*** Task material ***

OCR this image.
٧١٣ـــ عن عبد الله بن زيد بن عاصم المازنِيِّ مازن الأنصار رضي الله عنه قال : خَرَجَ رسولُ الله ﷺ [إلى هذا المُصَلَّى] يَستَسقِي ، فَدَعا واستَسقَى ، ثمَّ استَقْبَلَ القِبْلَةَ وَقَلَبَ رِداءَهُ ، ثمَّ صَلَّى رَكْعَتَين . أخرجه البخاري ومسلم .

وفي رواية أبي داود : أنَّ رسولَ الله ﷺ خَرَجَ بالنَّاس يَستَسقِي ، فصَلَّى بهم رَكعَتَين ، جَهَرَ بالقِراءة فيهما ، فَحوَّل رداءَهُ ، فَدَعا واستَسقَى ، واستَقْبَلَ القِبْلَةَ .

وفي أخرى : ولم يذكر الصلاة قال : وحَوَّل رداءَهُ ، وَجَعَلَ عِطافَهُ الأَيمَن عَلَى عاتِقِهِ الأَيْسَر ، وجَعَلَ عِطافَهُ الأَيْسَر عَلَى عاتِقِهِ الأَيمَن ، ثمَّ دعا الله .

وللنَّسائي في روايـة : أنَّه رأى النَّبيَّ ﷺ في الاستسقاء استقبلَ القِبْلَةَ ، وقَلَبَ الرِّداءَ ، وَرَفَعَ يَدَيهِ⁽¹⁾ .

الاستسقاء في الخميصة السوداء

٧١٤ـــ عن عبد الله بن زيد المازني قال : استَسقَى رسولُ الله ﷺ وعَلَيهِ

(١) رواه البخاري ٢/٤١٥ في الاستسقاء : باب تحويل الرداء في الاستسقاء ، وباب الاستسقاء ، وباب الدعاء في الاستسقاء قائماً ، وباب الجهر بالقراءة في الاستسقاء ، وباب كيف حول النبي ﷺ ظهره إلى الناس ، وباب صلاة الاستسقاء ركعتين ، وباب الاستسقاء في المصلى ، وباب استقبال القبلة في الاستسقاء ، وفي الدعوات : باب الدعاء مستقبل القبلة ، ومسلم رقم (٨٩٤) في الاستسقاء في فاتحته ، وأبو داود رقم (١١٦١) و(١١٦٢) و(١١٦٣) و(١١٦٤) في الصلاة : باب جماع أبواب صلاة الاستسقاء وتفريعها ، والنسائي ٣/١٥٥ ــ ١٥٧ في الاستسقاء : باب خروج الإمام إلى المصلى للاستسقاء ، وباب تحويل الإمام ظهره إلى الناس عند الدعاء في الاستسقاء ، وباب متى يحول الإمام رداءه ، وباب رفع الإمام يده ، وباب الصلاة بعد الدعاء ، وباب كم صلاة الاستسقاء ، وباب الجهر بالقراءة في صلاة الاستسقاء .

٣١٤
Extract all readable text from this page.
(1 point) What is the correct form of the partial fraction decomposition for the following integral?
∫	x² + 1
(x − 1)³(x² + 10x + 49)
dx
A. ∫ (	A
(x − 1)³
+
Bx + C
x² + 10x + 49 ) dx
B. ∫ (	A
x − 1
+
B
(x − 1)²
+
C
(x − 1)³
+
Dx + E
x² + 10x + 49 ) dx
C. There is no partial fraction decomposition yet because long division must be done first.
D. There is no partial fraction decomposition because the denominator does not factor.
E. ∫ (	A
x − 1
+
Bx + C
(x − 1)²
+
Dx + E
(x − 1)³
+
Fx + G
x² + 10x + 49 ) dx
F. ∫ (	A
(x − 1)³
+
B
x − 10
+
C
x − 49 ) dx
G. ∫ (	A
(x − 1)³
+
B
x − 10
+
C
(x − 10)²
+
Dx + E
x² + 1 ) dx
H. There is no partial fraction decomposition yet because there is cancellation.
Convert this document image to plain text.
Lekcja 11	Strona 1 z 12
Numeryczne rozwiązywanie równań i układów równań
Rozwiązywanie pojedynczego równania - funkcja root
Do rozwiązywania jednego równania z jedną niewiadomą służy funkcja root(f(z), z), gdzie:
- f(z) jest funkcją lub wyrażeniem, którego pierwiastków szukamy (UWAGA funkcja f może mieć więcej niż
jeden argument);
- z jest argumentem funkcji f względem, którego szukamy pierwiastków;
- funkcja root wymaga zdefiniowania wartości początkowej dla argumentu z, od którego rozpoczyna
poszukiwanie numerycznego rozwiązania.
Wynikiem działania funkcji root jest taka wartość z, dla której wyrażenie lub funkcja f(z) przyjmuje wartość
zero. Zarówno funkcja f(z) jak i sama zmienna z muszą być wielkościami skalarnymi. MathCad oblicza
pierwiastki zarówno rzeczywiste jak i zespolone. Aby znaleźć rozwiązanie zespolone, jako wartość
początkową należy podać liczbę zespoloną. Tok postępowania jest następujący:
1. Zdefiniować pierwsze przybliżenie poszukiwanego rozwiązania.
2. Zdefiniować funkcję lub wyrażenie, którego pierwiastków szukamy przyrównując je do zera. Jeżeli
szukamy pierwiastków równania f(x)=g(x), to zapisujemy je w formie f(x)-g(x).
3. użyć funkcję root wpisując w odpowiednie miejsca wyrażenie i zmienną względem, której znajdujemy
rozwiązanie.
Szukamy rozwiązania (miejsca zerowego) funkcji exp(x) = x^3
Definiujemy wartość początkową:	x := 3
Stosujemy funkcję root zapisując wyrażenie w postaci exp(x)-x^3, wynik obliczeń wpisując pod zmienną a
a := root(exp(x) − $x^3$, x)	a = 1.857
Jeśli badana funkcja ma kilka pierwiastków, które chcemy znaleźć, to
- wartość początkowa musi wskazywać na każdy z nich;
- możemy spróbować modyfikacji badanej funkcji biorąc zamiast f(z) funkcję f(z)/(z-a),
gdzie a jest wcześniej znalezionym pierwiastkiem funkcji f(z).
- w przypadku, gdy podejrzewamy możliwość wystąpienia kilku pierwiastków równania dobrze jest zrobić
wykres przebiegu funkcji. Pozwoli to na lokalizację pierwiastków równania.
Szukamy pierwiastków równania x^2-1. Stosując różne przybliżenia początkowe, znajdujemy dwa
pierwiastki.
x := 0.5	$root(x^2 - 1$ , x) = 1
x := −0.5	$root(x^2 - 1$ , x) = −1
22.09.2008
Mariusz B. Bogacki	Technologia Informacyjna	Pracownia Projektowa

***

• [Work to do]: Every line above should be written out again exactly as it stands.

• [Exercise output]:
OCR this image.
٧١٣ـــ عن عبد الله بن زيد بن عاصم المازنِيِّ مازن الأنصار رضي الله عنه قال : خَرَجَ رسولُ الله ﷺ [إلى هذا المُصَلَّى] يَستَسقِي ، فَدَعا واستَسقَى ، ثمَّ استَقْبَلَ القِبْلَةَ وَقَلَبَ رِداءَهُ ، ثمَّ صَلَّى رَكْعَتَين . أخرجه البخاري ومسلم .

وفي رواية أبي داود : أنَّ رسولَ الله ﷺ خَرَجَ بالنَّاس يَستَسقِي ، فصَلَّى بهم رَكعَتَين ، جَهَرَ بالقِراءة فيهما ، فَحوَّل رداءَهُ ، فَدَعا واستَسقَى ، واستَقْبَلَ القِبْلَةَ .

وفي أخرى : ولم يذكر الصلاة قال : وحَوَّل رداءَهُ ، وَجَعَلَ عِطافَهُ الأَيمَن عَلَى عاتِقِهِ الأَيْسَر ، وجَعَلَ عِطافَهُ الأَيْسَر عَلَى عاتِقِهِ الأَيمَن ، ثمَّ دعا الله .

وللنَّسائي في روايـة : أنَّه رأى النَّبيَّ ﷺ في الاستسقاء استقبلَ القِبْلَةَ ، وقَلَبَ الرِّداءَ ، وَرَفَعَ يَدَيهِ⁽¹⁾ .

الاستسقاء في الخميصة السوداء

٧١٤ـــ عن عبد الله بن زيد المازني قال : استَسقَى رسولُ الله ﷺ وعَلَيهِ

(١) رواه البخاري ٢/٤١٥ في الاستسقاء : باب تحويل الرداء في الاستسقاء ، وباب الاستسقاء ، وباب الدعاء في الاستسقاء قائماً ، وباب الجهر بالقراءة في الاستسقاء ، وباب كيف حول النبي ﷺ ظهره إلى الناس ، وباب صلاة الاستسقاء ركعتين ، وباب الاستسقاء في المصلى ، وباب استقبال القبلة في الاستسقاء ، وفي الدعوات : باب الدعاء مستقبل القبلة ، ومسلم رقم (٨٩٤) في الاستسقاء في فاتحته ، وأبو داود رقم (١١٦١) و(١١٦٢) و(١١٦٣) و(١١٦٤) في الصلاة : باب جماع أبواب صلاة الاستسقاء وتفريعها ، والنسائي ٣/١٥٥ ــ ١٥٧ في الاستسقاء : باب خروج الإمام إلى المصلى للاستسقاء ، وباب تحويل الإمام ظهره إلى الناس عند الدعاء في الاستسقاء ، وباب متى يحول الإمام رداءه ، وباب رفع الإمام يده ، وباب الصلاة بعد الدعاء ، وباب كم صلاة الاستسقاء ، وباب الجهر بالقراءة في صلاة الاستسقاء .

٣١٤
Extract all readable text from this page.
(1 point) What is the correct form of the partial fraction decomposition for the following integral?
∫	x² + 1
(x − 1)³(x² + 10x + 49)
dx
A. ∫ (	A
(x − 1)³
+
Bx + C
x² + 10x + 49 ) dx
B. ∫ (	A
x − 1
+
B
(x − 1)²
+
C
(x − 1)³
+
Dx + E
x² + 10x + 49 ) dx
C. There is no partial fraction decomposition yet because long division must be done first.
D. There is no partial fraction decomposition because the denominator does not factor.
E. ∫ (	A
x − 1
+
Bx + C
(x − 1)²
+
Dx + E
(x − 1)³
+
Fx + G
x² + 10x + 49 ) dx
F. ∫ (	A
(x − 1)³
+
B
x − 10
+
C
x − 49 ) dx
G. ∫ (	A
(x − 1)³
+
B
x − 10
+
C
(x − 10)²
+
Dx + E
x² + 1 ) dx
H. There is no partial fraction decomposition yet because there is cancellation.
Convert this document image to plain text.
Lekcja 11	Strona 1 z 12
Numeryczne rozwiązywanie równań i układów równań
Rozwiązywanie pojedynczego równania - funkcja root
Do rozwiązywania jednego równania z jedną niewiadomą służy funkcja root(f(z), z), gdzie:
- f(z) jest funkcją lub wyrażeniem, którego pierwiastków szukamy (UWAGA funkcja f może mieć więcej niż
jeden argument);
- z jest argumentem funkcji f względem, którego szukamy pierwiastków;
- funkcja root wymaga zdefiniowania wartości początkowej dla argumentu z, od którego rozpoczyna
poszukiwanie numerycznego rozwiązania.
Wynikiem działania funkcji root jest taka wartość z, dla której wyrażenie lub funkcja f(z) przyjmuje wartość
zero. Zarówno funkcja f(z) jak i sama zmienna z muszą być wielkościami skalarnymi. MathCad oblicza
pierwiastki zarówno rzeczywiste jak i zespolone. Aby znaleźć rozwiązanie zespolone, jako wartość
początkową należy podać liczbę zespoloną. Tok postępowania jest następujący:
1. Zdefiniować pierwsze przybliżenie poszukiwanego rozwiązania.
2. Zdefiniować funkcję lub wyrażenie, którego pierwiastków szukamy przyrównując je do zera. Jeżeli
szukamy pierwiastków równania f(x)=g(x), to zapisujemy je w formie f(x)-g(x).
3. użyć funkcję root wpisując w odpowiednie miejsca wyrażenie i zmienną względem, której znajdujemy
rozwiązanie.
Szukamy rozwiązania (miejsca zerowego) funkcji exp(x) = x^3
Definiujemy wartość początkową:	x := 3
Stosujemy funkcję root zapisując wyrażenie w postaci exp(x)-x^3, wynik obliczeń wpisując pod zmienną a
a := root(exp(x) − $x^3$, x)	a = 1.857
Jeśli badana funkcja ma kilka pierwiastków, które chcemy znaleźć, to
- wartość początkowa musi wskazywać na każdy z nich;
- możemy spróbować modyfikacji badanej funkcji biorąc zamiast f(z) funkcję f(z)/(z-a),
gdzie a jest wcześniej znalezionym pierwiastkiem funkcji f(z).
- w przypadku, gdy podejrzewamy możliwość wystąpienia kilku pierwiastków równania dobrze jest zrobić
wykres przebiegu funkcji. Pozwoli to na lokalizację pierwiastków równania.
Szukamy pierwiastków równania x^2-1. Stosując różne przybliżenia początkowe, znajdujemy dwa
pierwiastki.
x := 0.5	$root(x^2 - 1$ , x) = 1
x := −0.5	$root(x^2 - 1$ , x) = −1
22.09.2008
Mariusz B. Bogacki	Technologia Informacyjna	Pracownia Projektowa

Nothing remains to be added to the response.